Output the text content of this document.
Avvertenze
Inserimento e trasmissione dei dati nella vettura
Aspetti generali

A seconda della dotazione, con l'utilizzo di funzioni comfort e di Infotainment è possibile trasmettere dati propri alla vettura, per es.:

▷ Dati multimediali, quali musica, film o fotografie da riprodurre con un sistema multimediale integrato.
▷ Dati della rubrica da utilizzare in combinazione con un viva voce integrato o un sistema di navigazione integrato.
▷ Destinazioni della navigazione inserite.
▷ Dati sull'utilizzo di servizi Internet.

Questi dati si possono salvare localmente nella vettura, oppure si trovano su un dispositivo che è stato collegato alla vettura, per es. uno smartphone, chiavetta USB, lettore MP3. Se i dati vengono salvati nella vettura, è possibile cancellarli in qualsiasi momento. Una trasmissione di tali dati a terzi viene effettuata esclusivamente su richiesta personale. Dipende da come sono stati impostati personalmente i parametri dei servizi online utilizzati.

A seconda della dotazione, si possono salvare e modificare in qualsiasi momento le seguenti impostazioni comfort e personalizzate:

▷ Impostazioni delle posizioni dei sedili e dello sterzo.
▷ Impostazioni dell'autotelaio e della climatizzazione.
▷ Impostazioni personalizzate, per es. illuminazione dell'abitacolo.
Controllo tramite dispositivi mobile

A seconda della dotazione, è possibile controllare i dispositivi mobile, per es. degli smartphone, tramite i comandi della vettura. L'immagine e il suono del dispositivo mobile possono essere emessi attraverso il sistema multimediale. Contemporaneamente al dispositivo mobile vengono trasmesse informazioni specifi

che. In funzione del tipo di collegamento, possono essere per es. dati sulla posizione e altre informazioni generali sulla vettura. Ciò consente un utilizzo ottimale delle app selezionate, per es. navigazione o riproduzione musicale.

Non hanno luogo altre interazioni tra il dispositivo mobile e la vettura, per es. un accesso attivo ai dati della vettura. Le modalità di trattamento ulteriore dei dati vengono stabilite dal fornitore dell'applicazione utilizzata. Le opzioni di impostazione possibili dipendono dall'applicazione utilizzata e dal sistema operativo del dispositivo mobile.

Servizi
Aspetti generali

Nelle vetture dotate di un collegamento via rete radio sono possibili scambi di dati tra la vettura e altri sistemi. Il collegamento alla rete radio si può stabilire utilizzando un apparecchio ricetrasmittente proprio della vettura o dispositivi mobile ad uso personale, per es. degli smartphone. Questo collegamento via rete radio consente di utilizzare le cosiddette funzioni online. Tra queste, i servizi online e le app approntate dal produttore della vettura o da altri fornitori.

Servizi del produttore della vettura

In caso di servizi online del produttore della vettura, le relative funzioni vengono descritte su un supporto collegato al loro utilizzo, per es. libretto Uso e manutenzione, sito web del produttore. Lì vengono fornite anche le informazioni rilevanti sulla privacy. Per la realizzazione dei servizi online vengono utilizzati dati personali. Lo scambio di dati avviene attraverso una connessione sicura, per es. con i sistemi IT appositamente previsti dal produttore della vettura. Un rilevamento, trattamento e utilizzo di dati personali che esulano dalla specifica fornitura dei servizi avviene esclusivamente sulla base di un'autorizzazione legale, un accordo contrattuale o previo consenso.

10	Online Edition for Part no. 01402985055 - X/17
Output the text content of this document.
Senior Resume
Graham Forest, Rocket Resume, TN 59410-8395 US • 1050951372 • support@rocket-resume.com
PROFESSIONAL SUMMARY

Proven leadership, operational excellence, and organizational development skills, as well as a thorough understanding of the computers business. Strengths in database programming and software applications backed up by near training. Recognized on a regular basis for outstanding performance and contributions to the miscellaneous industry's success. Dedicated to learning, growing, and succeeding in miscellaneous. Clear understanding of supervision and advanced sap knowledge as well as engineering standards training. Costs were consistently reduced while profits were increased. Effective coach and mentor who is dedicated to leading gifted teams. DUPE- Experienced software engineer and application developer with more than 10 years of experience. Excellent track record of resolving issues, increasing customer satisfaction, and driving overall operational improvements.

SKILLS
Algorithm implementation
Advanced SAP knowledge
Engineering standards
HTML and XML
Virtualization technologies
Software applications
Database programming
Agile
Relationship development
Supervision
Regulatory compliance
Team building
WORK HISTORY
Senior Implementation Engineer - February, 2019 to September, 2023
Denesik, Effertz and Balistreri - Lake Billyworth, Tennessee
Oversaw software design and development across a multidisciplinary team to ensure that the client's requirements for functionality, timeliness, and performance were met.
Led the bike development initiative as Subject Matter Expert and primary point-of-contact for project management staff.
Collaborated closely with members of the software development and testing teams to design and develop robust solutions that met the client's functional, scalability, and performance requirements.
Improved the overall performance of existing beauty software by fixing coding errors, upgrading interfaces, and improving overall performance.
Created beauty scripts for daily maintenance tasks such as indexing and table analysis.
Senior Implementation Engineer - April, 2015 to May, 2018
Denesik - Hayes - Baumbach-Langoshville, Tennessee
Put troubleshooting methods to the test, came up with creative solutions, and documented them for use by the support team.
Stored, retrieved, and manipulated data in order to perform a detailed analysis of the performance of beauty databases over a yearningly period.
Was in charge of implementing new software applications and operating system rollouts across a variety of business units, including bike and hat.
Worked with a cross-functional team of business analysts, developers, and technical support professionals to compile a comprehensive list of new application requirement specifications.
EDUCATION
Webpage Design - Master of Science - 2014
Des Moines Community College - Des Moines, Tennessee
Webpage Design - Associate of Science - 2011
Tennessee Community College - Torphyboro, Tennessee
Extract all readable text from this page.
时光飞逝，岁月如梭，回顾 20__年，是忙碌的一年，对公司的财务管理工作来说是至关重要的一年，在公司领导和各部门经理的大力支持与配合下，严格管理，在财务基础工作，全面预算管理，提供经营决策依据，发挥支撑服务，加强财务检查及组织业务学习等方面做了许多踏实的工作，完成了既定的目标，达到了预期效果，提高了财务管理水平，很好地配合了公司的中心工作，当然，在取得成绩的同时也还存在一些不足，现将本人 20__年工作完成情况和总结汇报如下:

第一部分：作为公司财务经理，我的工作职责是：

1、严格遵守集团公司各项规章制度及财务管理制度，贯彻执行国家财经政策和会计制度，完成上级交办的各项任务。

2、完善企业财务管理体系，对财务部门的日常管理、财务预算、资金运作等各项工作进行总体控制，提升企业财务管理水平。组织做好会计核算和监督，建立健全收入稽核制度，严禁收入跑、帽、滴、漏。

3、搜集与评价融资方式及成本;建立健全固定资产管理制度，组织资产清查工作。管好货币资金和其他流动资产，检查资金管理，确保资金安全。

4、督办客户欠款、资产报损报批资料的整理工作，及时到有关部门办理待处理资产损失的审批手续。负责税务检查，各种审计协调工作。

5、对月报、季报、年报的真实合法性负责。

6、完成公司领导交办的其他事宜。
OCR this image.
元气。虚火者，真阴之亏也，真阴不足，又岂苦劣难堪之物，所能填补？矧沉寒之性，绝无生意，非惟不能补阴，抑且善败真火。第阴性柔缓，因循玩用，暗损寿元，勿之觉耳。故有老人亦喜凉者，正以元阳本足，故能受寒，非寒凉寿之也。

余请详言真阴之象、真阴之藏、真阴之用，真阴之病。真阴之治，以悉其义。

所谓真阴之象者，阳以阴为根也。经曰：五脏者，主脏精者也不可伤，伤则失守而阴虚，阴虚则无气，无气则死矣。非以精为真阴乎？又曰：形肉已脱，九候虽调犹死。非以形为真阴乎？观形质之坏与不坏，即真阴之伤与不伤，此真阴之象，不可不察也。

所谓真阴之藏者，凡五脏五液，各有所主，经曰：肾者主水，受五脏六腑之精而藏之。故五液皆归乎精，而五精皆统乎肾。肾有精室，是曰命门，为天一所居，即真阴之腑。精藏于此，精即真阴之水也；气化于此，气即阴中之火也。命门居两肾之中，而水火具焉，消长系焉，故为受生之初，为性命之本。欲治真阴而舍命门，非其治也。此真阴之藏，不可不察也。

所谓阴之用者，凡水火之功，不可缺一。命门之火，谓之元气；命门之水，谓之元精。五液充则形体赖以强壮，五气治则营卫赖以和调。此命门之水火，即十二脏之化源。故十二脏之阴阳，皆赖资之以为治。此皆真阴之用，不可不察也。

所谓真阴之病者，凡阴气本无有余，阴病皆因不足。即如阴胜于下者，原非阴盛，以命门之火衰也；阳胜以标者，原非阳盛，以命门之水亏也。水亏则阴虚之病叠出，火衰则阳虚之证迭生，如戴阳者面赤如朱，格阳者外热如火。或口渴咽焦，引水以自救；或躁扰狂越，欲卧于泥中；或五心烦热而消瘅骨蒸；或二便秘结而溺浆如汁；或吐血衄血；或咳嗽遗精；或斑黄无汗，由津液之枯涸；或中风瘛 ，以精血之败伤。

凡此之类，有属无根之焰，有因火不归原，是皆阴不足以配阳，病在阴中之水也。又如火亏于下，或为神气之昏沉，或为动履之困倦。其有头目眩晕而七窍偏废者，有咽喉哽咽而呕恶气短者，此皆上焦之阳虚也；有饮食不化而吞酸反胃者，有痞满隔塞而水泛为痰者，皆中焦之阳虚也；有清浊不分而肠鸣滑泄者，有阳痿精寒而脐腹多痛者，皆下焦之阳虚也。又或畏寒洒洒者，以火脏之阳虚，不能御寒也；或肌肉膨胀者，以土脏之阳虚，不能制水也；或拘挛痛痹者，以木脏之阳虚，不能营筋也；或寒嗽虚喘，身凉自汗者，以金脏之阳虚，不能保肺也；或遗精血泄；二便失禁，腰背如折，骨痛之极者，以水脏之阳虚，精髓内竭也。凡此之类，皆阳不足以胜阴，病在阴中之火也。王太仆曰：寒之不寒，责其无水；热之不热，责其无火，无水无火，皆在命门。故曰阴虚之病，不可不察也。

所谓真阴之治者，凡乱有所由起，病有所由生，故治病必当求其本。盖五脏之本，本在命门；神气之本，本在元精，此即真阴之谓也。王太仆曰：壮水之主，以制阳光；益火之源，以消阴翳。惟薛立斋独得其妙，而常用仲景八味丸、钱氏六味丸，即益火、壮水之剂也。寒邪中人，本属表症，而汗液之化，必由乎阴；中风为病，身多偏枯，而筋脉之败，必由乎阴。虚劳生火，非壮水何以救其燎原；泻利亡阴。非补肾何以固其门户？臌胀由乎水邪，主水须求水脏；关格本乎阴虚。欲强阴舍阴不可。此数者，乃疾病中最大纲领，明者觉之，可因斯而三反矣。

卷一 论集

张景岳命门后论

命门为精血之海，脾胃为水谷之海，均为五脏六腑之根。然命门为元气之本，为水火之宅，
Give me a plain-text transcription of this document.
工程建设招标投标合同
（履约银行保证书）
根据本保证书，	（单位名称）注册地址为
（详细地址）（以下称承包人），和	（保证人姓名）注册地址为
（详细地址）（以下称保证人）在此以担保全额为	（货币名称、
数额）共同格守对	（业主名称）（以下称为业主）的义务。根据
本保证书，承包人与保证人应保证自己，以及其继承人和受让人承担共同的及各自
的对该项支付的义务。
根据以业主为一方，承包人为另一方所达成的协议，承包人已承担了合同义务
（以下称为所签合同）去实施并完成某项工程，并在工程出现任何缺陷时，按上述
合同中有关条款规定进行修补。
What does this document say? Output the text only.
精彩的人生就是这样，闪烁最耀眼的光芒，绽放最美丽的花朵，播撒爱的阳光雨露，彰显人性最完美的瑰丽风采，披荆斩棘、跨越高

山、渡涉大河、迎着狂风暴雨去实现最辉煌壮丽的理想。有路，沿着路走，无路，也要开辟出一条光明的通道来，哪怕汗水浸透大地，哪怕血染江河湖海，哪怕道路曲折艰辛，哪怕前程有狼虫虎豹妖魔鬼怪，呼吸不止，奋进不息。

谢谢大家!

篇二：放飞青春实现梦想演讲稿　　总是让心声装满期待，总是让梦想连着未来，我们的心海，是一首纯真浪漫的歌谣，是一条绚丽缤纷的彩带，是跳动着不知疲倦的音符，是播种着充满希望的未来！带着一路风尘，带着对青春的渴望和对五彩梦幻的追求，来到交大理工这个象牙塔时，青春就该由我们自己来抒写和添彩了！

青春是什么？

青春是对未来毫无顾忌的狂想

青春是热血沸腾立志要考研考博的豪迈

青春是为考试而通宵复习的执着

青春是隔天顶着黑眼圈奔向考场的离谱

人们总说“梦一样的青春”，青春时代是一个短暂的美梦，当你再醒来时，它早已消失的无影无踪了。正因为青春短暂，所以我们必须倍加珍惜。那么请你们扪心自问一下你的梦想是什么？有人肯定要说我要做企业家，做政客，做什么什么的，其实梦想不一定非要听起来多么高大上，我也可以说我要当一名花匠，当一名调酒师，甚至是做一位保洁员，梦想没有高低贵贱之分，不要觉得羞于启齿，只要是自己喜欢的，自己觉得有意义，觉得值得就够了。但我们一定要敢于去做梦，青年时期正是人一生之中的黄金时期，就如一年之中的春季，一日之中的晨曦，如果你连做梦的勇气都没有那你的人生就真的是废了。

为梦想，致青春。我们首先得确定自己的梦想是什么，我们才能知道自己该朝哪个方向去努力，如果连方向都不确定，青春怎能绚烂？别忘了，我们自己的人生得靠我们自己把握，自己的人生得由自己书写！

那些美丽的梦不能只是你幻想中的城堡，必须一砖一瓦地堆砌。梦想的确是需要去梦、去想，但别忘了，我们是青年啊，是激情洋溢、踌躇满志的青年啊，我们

= = =

◆ **THE TASK**:
Repeat word for word the lines running from the line containing "What does this" to the end of the entries above, inclusive.

◆ **WRITTEN SOLUTION**:
What does this document say? Output the text only.
精彩的人生就是这样，闪烁最耀眼的光芒，绽放最美丽的花朵，播撒爱的阳光雨露，彰显人性最完美的瑰丽风采，披荆斩棘、跨越高

山、渡涉大河、迎着狂风暴雨去实现最辉煌壮丽的理想。有路，沿着路走，无路，也要开辟出一条光明的通道来，哪怕汗水浸透大地，哪怕血染江河湖海，哪怕道路曲折艰辛，哪怕前程有狼虫虎豹妖魔鬼怪，呼吸不止，奋进不息。

谢谢大家!

篇二：放飞青春实现梦想演讲稿　　总是让心声装满期待，总是让梦想连着未来，我们的心海，是一首纯真浪漫的歌谣，是一条绚丽缤纷的彩带，是跳动着不知疲倦的音符，是播种着充满希望的未来！带着一路风尘，带着对青春的渴望和对五彩梦幻的追求，来到交大理工这个象牙塔时，青春就该由我们自己来抒写和添彩了！

青春是什么？

青春是对未来毫无顾忌的狂想

青春是热血沸腾立志要考研考博的豪迈

青春是为考试而通宵复习的执着

青春是隔天顶着黑眼圈奔向考场的离谱

人们总说“梦一样的青春”，青春时代是一个短暂的美梦，当你再醒来时，它早已消失的无影无踪了。正因为青春短暂，所以我们必须倍加珍惜。那么请你们扪心自问一下你的梦想是什么？有人肯定要说我要做企业家，做政客，做什么什么的，其实梦想不一定非要听起来多么高大上，我也可以说我要当一名花匠，当一名调酒师，甚至是做一位保洁员，梦想没有高低贵贱之分，不要觉得羞于启齿，只要是自己喜欢的，自己觉得有意义，觉得值得就够了。但我们一定要敢于去做梦，青年时期正是人一生之中的黄金时期，就如一年之中的春季，一日之中的晨曦，如果你连做梦的勇气都没有那你的人生就真的是废了。

为梦想，致青春。我们首先得确定自己的梦想是什么，我们才能知道自己该朝哪个方向去努力，如果连方向都不确定，青春怎能绚烂？别忘了，我们自己的人生得靠我们自己把握，自己的人生得由自己书写！

那些美丽的梦不能只是你幻想中的城堡，必须一砖一瓦地堆砌。梦想的确是需要去梦、去想，但别忘了，我们是青年啊，是激情洋溢、踌躇满志的青年啊，我们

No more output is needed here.